§ Prompt:
Look for "reset" in each line of the entries, and return the matching lines.

§ Task material:
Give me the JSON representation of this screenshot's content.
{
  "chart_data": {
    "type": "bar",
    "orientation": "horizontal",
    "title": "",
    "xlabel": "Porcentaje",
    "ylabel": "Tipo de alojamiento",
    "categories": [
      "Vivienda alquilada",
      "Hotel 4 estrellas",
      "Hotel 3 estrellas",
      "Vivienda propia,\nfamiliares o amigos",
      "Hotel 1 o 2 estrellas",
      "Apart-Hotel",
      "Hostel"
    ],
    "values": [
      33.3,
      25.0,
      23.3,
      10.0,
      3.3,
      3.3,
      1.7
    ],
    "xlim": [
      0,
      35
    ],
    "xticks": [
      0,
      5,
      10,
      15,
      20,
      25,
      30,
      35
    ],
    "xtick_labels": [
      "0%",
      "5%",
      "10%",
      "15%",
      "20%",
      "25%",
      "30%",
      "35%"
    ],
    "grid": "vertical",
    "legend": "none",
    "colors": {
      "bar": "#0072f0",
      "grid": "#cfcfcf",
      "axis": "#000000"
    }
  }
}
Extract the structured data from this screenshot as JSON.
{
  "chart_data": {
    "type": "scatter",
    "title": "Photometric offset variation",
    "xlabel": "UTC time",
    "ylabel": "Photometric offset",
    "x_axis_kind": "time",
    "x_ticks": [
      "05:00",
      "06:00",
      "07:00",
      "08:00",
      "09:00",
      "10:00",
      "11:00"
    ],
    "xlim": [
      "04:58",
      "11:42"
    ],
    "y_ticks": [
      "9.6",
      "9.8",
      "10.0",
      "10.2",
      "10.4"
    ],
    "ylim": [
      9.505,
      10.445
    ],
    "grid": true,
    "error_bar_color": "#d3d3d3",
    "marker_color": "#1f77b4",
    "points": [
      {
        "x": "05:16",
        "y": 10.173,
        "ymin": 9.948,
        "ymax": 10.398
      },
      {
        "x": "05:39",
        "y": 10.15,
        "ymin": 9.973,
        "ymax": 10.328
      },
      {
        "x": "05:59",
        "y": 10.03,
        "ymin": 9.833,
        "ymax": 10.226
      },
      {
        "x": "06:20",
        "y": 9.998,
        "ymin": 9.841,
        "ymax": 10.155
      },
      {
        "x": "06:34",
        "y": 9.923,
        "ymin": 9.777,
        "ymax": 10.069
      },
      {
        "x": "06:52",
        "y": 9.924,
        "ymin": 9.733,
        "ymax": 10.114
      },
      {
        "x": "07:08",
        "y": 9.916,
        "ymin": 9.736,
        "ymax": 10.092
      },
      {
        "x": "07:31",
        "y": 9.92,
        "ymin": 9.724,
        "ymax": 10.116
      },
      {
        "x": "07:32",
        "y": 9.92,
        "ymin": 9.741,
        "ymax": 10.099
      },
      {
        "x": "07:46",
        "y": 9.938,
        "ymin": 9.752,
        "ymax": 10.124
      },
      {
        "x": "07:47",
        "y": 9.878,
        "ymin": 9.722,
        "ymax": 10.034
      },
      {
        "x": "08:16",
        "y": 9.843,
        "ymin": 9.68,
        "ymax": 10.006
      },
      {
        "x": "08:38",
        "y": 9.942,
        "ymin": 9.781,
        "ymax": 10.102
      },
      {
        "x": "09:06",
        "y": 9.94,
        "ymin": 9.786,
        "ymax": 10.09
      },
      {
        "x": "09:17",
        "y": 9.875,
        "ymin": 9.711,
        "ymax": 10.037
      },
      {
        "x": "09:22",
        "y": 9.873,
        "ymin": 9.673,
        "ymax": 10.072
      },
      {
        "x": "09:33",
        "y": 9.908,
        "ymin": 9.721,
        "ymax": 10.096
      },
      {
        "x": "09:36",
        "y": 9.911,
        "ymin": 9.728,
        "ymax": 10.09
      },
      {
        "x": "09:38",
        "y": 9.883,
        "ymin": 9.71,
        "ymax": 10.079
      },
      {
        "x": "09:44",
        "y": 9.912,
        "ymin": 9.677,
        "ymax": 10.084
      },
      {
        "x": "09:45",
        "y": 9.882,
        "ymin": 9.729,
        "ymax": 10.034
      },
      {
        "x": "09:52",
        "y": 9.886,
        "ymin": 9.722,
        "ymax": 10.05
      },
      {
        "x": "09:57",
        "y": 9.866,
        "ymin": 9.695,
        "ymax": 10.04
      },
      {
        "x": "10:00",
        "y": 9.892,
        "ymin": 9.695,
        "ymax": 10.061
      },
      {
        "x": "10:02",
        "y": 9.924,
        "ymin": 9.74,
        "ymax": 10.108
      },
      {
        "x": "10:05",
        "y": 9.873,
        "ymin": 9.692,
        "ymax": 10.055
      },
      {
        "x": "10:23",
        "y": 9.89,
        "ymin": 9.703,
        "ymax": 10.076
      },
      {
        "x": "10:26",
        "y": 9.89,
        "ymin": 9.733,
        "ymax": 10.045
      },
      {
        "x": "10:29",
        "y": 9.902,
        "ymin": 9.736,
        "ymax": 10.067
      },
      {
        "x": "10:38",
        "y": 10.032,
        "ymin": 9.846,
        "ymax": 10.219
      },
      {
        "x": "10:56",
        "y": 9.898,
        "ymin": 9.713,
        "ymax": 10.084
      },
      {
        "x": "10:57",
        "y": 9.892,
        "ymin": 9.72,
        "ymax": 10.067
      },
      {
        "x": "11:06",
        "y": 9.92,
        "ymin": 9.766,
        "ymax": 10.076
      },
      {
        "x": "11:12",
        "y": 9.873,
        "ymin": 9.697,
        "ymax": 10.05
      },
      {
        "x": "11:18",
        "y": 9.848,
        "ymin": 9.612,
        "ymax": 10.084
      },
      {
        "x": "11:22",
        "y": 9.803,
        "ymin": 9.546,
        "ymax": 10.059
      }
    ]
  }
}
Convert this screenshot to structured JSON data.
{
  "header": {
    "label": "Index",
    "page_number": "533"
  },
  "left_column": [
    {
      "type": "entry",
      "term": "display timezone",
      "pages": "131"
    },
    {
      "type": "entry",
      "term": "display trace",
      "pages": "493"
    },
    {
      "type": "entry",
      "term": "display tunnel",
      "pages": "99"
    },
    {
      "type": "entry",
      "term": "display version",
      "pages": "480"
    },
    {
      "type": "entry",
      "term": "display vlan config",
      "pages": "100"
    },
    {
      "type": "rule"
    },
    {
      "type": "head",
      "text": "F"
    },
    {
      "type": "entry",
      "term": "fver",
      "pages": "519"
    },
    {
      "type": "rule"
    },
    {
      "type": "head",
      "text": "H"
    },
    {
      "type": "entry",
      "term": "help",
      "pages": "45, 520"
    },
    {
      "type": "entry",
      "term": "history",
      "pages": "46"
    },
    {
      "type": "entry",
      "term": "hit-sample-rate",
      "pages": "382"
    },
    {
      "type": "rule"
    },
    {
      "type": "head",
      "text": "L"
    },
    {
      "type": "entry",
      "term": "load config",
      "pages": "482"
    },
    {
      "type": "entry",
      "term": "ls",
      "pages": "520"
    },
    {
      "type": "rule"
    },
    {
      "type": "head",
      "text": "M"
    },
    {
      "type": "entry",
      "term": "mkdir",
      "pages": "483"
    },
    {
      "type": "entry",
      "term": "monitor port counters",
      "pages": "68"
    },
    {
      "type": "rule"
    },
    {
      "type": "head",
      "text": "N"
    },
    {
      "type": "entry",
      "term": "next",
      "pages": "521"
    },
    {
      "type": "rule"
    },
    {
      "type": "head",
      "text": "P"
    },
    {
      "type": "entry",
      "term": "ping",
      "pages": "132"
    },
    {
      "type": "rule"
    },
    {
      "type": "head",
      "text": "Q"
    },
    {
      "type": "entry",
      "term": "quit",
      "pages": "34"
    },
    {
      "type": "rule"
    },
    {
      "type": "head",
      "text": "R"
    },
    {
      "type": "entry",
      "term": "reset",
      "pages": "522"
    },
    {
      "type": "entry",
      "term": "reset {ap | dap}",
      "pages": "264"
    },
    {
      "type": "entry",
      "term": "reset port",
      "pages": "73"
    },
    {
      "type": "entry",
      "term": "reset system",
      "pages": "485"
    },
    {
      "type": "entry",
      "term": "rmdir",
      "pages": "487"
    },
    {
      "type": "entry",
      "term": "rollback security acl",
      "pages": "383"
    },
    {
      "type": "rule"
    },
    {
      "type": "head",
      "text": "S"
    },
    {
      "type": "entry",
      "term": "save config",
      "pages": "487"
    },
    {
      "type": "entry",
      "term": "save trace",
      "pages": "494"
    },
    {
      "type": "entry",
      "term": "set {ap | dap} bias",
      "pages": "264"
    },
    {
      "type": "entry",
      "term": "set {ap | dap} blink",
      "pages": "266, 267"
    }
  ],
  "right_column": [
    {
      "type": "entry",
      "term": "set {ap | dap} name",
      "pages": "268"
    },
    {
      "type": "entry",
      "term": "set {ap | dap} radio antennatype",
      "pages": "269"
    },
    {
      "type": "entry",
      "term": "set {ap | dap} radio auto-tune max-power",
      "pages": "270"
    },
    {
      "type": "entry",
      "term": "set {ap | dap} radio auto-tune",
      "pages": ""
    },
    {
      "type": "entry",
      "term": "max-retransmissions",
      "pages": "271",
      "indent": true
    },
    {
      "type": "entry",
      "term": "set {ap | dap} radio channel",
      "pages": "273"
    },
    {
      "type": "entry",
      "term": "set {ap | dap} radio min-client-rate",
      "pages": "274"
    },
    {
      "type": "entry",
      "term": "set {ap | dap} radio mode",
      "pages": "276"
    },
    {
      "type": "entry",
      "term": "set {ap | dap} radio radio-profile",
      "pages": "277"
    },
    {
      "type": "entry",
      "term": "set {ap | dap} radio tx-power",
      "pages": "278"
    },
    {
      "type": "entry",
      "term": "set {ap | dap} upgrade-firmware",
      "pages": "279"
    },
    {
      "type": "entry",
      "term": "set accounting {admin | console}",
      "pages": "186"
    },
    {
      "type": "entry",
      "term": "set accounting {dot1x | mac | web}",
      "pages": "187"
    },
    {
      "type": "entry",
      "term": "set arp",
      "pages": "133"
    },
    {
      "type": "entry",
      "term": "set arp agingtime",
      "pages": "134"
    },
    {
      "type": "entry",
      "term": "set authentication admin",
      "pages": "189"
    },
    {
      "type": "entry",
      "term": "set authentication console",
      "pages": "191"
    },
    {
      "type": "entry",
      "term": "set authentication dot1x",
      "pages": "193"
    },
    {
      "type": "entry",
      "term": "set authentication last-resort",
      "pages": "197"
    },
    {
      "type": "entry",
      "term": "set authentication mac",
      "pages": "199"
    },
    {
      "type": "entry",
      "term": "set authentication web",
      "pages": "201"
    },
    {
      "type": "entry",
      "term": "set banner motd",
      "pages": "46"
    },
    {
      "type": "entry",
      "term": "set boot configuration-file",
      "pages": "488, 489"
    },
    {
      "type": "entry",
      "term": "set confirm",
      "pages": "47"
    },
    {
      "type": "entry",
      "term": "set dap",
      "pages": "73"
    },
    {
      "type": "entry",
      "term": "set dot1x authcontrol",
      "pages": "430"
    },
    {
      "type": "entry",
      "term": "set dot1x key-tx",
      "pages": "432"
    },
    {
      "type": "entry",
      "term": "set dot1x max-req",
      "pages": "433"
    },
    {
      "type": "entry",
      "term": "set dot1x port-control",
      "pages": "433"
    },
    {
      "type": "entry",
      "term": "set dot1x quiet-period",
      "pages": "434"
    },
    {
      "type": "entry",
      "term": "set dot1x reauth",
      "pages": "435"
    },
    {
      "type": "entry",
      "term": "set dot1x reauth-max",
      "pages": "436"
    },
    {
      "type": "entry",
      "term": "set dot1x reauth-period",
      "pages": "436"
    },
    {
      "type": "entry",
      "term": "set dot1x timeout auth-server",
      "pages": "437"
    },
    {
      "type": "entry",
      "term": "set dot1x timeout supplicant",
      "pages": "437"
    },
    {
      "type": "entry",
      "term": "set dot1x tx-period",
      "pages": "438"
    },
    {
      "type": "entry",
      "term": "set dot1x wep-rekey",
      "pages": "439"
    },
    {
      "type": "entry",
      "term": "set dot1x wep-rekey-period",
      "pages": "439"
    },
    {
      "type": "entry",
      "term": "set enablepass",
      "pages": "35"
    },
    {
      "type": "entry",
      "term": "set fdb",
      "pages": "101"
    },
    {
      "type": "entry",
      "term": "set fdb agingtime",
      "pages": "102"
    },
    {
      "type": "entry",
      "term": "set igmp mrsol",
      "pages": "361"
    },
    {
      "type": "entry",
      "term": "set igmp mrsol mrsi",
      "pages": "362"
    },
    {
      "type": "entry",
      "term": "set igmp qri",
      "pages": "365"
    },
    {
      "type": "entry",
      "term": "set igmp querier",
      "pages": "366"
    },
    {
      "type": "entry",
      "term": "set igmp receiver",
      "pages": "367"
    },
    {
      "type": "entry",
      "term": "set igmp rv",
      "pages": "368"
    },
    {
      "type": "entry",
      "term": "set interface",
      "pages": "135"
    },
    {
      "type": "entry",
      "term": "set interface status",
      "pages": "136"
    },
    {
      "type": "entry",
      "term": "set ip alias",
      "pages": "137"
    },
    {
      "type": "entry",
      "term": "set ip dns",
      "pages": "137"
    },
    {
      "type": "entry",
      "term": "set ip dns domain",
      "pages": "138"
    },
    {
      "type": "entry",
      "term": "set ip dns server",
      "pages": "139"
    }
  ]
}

§ Complete response:
      "term": "reset",
      "term": "reset {ap | dap}",
      "term": "reset port",
      "term": "reset system",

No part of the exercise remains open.